[Stored data entries]
▼

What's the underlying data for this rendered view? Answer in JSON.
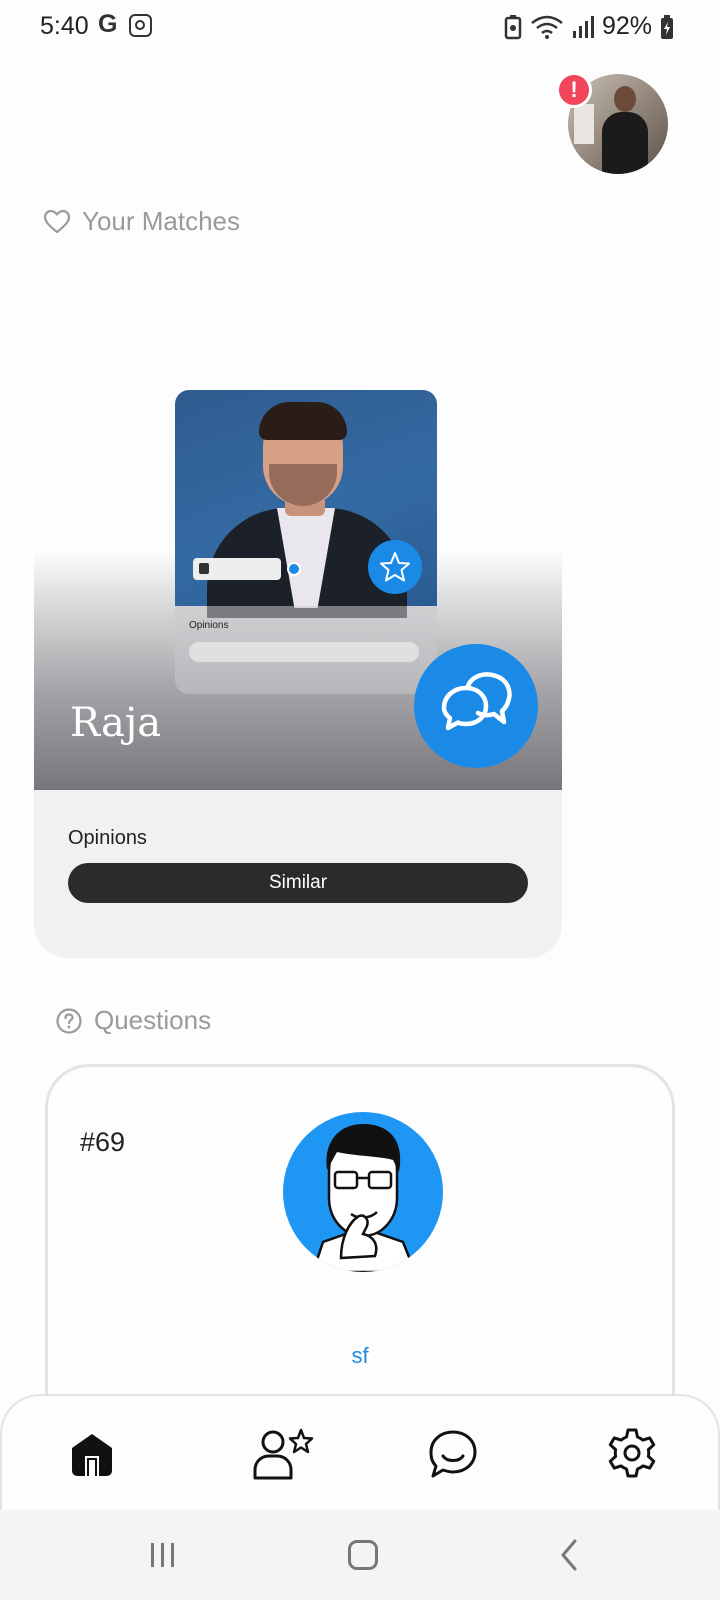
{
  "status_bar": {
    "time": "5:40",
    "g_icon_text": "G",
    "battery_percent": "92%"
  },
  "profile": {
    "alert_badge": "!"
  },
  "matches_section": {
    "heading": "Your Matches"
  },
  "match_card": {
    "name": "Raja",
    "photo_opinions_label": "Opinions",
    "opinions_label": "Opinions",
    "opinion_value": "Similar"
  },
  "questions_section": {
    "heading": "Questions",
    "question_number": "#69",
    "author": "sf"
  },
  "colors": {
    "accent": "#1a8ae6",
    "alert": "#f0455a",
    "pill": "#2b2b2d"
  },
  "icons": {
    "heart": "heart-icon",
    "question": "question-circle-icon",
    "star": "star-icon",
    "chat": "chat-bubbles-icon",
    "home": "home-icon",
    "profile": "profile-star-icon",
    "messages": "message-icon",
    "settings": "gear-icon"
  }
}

▲

### Task description
Within the listing above, copy each line that has the string "star".

### Task response
    "star": "star-icon",
    "profile": "profile-star-icon",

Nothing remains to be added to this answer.